*Problem to work on*: Print all of the lines exactly. Any picture among them stays out.

*Given data*:

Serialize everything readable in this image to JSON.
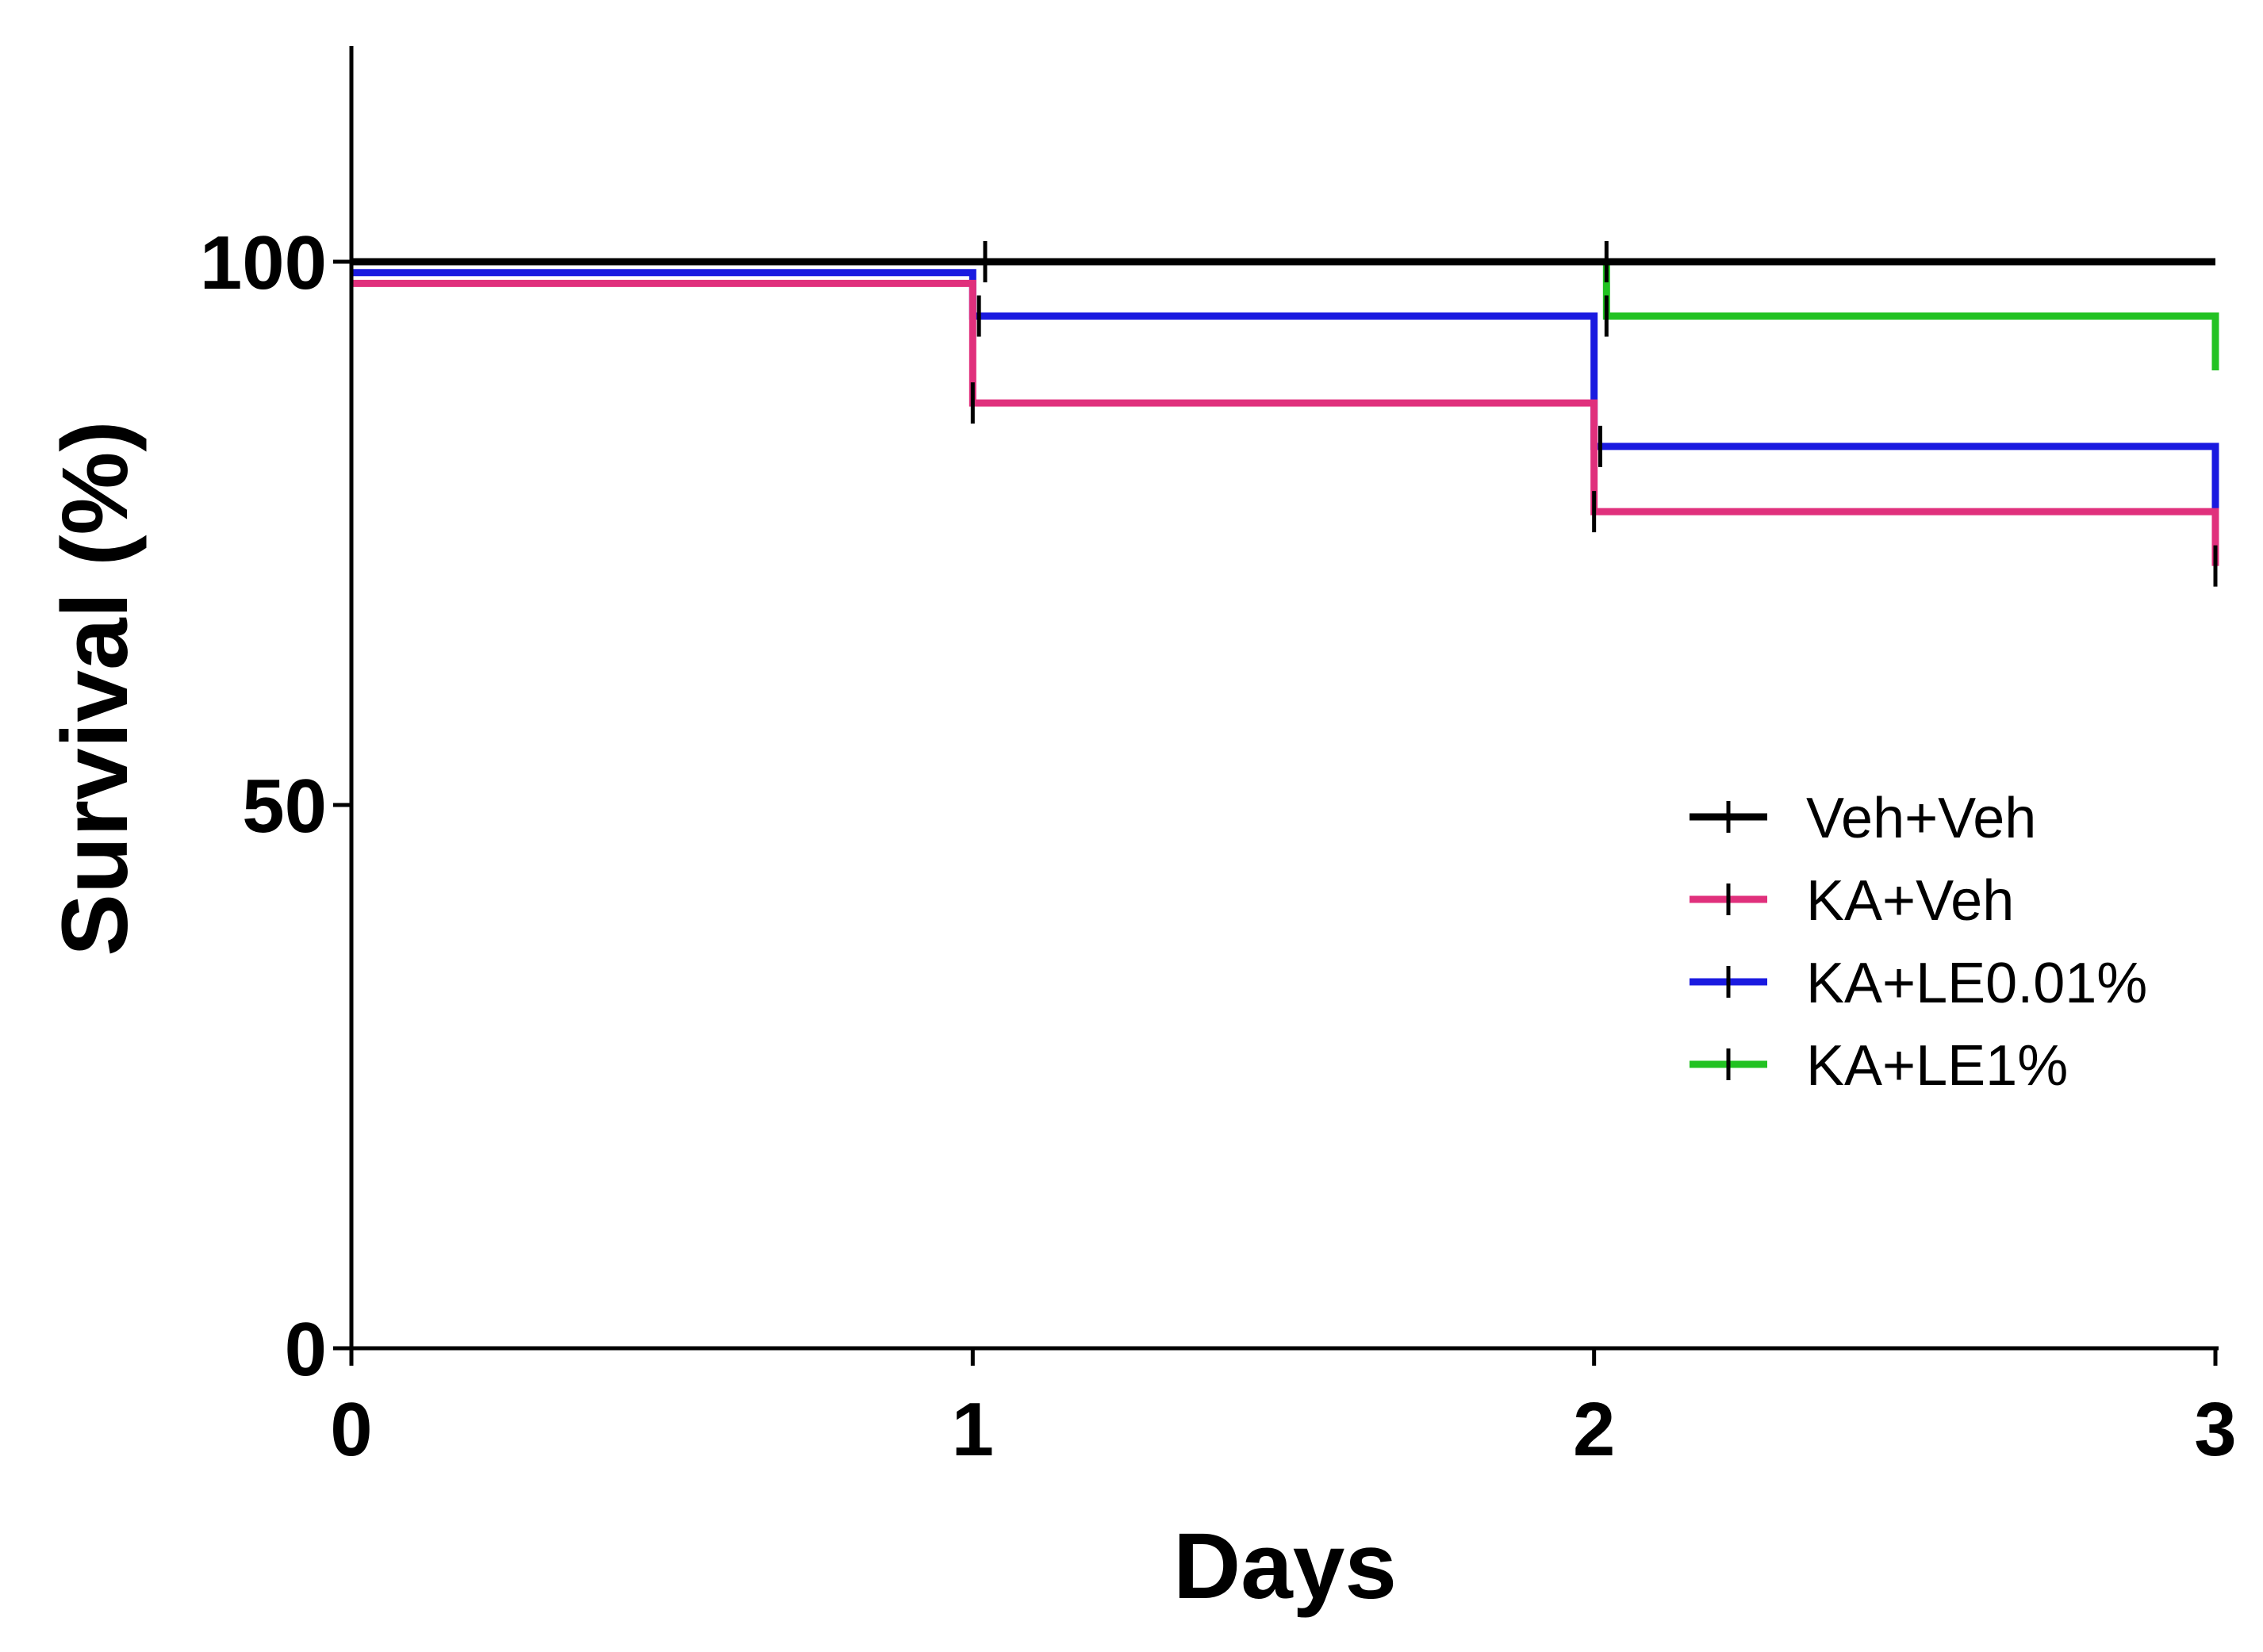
{
  "chart_data": {
    "type": "line",
    "subtype": "kaplan-meier step survival curve",
    "title": "",
    "xlabel": "Days",
    "ylabel": "Survival (%)",
    "xlim": [
      0,
      3
    ],
    "ylim": [
      0,
      120
    ],
    "x_ticks": [
      0,
      1,
      2,
      3
    ],
    "x_tick_labels": [
      "0",
      "1",
      "2",
      "3"
    ],
    "y_ticks": [
      0,
      50,
      100
    ],
    "y_tick_labels": [
      "0",
      "50",
      "100"
    ],
    "grid": false,
    "legend_position": "right",
    "series": [
      {
        "name": "Veh+Veh",
        "color": "#000000",
        "steps": [
          {
            "x": 0,
            "y": 100
          },
          {
            "x": 3,
            "y": 100
          }
        ],
        "censor_marks": [
          {
            "x": 1.02,
            "y": 100
          },
          {
            "x": 2.02,
            "y": 100
          }
        ]
      },
      {
        "name": "KA+Veh",
        "color": "#e0307c",
        "steps": [
          {
            "x": 0,
            "y": 98
          },
          {
            "x": 1,
            "y": 87
          },
          {
            "x": 2,
            "y": 77
          },
          {
            "x": 3,
            "y": 72
          }
        ],
        "censor_marks": [
          {
            "x": 1,
            "y": 87
          },
          {
            "x": 2,
            "y": 77
          },
          {
            "x": 3,
            "y": 72
          }
        ]
      },
      {
        "name": "KA+LE0.01%",
        "color": "#1a1ae0",
        "steps": [
          {
            "x": 0,
            "y": 99
          },
          {
            "x": 1,
            "y": 95
          },
          {
            "x": 2,
            "y": 83
          },
          {
            "x": 3,
            "y": 77
          }
        ],
        "censor_marks": [
          {
            "x": 1.01,
            "y": 95
          },
          {
            "x": 2.01,
            "y": 83
          }
        ]
      },
      {
        "name": "KA+LE1%",
        "color": "#22c222",
        "steps": [
          {
            "x": 0,
            "y": 100
          },
          {
            "x": 2.02,
            "y": 95
          },
          {
            "x": 3,
            "y": 90
          }
        ],
        "censor_marks": [
          {
            "x": 2.02,
            "y": 95
          }
        ]
      }
    ]
  }
}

*Full solution*:
Serialize everything readable in this image to JSON.
{
  "chart_data": {
    "type": "line",
    "subtype": "kaplan-meier step survival curve",
    "title": "",
    "xlabel": "Days",
    "ylabel": "Survival (%)",
    "xlim": [
      0,
      3
    ],
    "ylim": [
      0,
      120
    ],
    "x_ticks": [
      0,
      1,
      2,
      3
    ],
    "x_tick_labels": [
      "0",
      "1",
      "2",
      "3"
    ],
    "y_ticks": [
      0,
      50,
      100
    ],
    "y_tick_labels": [
      "0",
      "50",
      "100"
    ],
    "grid": false,
    "legend_position": "right",
    "series": [
      {
        "name": "Veh+Veh",
        "color": "#000000",
        "steps": [
          {
            "x": 0,
            "y": 100
          },
          {
            "x": 3,
            "y": 100
          }
        ],
        "censor_marks": [
          {
            "x": 1.02,
            "y": 100
          },
          {
            "x": 2.02,
            "y": 100
          }
        ]
      },
      {
        "name": "KA+Veh",
        "color": "#e0307c",
        "steps": [
          {
            "x": 0,
            "y": 98
          },
          {
            "x": 1,
            "y": 87
          },
          {
            "x": 2,
            "y": 77
          },
          {
            "x": 3,
            "y": 72
          }
        ],
        "censor_marks": [
          {
            "x": 1,
            "y": 87
          },
          {
            "x": 2,
            "y": 77
          },
          {
            "x": 3,
            "y": 72
          }
        ]
      },
      {
        "name": "KA+LE0.01%",
        "color": "#1a1ae0",
        "steps": [
          {
            "x": 0,
            "y": 99
          },
          {
            "x": 1,
            "y": 95
          },
          {
            "x": 2,
            "y": 83
          },
          {
            "x": 3,
            "y": 77
          }
        ],
        "censor_marks": [
          {
            "x": 1.01,
            "y": 95
          },
          {
            "x": 2.01,
            "y": 83
          }
        ]
      },
      {
        "name": "KA+LE1%",
        "color": "#22c222",
        "steps": [
          {
            "x": 0,
            "y": 100
          },
          {
            "x": 2.02,
            "y": 95
          },
          {
            "x": 3,
            "y": 90
          }
        ],
        "censor_marks": [
          {
            "x": 2.02,
            "y": 95
          }
        ]
      }
    ]
  }
}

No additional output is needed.